* Begin *

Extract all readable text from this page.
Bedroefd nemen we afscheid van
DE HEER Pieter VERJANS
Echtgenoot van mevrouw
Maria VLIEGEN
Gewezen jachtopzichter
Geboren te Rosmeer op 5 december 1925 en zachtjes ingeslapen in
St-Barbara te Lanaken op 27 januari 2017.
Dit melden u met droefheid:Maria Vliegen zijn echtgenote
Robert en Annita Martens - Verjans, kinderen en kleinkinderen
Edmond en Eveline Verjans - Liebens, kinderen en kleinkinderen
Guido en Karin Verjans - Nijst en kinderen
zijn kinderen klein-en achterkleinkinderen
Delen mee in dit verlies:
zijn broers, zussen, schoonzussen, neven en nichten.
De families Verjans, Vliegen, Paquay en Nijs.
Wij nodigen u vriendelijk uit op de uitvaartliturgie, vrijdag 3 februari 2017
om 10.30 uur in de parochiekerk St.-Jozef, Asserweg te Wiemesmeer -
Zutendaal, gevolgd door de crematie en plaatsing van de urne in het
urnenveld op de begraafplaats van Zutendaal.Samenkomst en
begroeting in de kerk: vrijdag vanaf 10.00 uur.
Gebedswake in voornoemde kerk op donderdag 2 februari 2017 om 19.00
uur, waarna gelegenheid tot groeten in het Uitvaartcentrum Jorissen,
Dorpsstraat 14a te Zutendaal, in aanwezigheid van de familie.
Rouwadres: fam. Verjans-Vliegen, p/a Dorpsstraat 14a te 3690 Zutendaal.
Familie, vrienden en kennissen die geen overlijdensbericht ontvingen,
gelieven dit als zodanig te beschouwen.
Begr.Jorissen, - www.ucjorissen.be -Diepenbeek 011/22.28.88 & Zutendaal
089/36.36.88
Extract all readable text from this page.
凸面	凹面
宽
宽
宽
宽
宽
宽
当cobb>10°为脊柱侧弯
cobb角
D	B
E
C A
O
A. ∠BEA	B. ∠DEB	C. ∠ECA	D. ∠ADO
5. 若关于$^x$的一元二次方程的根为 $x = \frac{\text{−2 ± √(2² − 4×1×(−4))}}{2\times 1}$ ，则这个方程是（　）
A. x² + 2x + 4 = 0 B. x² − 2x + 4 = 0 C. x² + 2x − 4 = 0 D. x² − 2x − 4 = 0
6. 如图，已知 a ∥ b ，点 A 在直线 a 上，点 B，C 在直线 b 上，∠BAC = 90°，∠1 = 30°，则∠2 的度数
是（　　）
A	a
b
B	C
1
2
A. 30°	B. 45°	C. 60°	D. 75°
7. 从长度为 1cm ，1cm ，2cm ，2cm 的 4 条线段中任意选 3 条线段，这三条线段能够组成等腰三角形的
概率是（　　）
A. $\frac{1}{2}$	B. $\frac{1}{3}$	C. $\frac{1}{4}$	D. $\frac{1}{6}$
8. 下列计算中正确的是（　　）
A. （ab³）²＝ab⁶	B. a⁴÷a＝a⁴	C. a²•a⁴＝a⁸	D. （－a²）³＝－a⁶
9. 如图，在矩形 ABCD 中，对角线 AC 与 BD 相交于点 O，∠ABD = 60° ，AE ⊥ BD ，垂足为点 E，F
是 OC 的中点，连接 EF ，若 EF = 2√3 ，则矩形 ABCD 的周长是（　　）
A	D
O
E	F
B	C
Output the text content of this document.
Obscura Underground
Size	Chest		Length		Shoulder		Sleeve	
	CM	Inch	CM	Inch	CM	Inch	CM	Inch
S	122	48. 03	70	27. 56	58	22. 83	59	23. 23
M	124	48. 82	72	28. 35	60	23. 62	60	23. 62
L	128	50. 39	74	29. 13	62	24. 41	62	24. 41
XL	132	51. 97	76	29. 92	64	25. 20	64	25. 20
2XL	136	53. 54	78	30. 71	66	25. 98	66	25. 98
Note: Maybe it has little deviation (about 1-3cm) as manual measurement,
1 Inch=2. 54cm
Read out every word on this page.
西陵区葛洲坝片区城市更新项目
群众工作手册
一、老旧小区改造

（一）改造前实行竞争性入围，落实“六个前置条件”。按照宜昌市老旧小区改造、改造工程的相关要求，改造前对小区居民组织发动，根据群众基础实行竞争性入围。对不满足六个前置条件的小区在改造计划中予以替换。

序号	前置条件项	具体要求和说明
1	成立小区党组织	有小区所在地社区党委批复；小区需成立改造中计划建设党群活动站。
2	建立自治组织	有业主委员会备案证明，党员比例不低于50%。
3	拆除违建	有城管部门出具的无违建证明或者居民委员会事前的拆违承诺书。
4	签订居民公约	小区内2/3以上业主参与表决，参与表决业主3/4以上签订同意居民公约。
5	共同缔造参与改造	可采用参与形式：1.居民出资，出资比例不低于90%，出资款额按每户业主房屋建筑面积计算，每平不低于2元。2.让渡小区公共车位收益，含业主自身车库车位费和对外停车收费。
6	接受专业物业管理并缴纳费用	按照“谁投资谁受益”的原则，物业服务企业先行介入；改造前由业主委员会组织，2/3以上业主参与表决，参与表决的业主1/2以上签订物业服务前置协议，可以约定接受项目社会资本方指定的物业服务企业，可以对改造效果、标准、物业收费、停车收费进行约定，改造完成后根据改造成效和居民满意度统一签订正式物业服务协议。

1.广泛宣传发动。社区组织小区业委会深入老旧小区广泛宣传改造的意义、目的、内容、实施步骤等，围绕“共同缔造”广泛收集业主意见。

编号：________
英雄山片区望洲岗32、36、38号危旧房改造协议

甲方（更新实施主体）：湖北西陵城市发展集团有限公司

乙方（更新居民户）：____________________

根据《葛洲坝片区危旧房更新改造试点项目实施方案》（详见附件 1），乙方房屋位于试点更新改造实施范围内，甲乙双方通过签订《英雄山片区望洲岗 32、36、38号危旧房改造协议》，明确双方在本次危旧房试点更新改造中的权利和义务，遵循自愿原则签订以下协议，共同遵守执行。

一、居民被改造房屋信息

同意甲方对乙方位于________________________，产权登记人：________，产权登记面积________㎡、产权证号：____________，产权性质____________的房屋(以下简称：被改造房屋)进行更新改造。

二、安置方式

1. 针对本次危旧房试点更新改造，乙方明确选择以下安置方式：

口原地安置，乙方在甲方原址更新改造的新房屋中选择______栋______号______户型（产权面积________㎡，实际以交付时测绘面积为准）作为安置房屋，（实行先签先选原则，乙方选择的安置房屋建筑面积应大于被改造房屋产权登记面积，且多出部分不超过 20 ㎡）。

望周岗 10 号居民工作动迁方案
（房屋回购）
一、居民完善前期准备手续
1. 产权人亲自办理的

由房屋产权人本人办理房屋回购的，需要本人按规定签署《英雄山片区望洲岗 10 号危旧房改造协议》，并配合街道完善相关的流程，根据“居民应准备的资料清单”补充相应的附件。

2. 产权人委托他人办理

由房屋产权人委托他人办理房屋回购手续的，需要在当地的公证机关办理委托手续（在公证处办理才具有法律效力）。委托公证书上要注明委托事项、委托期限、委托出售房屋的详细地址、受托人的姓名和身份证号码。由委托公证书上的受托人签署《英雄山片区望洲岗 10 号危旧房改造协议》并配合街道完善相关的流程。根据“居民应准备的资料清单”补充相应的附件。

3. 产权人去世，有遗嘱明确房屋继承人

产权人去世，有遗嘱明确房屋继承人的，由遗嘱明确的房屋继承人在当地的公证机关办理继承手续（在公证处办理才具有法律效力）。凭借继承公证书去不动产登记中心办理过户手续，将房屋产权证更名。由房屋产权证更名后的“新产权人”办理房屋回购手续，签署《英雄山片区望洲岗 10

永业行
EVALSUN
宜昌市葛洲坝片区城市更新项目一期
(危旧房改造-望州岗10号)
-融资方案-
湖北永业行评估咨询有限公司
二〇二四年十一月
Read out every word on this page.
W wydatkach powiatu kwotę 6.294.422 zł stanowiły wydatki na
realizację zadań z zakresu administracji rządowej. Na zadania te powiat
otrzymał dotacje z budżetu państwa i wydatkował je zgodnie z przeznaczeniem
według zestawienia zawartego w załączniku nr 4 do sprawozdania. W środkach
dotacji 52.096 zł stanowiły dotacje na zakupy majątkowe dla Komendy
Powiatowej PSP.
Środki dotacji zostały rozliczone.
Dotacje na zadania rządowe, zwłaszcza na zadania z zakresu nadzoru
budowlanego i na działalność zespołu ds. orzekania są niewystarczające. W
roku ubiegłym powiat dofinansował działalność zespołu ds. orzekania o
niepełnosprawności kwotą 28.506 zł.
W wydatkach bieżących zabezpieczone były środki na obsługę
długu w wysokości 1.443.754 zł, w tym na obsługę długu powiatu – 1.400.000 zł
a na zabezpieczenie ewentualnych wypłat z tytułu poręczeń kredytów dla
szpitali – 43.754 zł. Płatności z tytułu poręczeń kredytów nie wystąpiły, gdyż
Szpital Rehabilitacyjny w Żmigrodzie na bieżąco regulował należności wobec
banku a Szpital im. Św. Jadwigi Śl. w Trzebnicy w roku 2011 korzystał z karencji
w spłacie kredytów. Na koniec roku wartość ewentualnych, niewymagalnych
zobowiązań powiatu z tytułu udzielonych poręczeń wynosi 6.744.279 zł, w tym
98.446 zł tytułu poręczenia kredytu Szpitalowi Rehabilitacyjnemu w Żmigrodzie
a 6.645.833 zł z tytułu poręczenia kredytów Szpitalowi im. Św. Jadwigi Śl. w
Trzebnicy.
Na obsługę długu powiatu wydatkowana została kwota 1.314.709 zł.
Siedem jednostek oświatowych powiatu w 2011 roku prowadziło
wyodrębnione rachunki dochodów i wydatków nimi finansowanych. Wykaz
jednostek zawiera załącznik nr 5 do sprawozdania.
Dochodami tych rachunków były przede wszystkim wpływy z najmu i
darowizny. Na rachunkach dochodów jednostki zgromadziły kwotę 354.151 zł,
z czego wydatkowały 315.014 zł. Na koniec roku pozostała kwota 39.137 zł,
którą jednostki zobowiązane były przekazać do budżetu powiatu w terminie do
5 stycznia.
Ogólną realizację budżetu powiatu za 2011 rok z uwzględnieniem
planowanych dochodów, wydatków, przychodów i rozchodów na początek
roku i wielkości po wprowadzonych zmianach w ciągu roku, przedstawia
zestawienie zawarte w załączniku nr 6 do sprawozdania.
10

* End *

# Short task
Search the records for the word "Jadwigi", then list every line that has it.

# Reply
banku a Szpital im. Św. Jadwigi Śl. w Trzebnicy w roku 2011 korzystał z karencji
a 6.645.833 zł z tytułu poręczenia kredytów Szpitalowi im. Św. Jadwigi Śl. w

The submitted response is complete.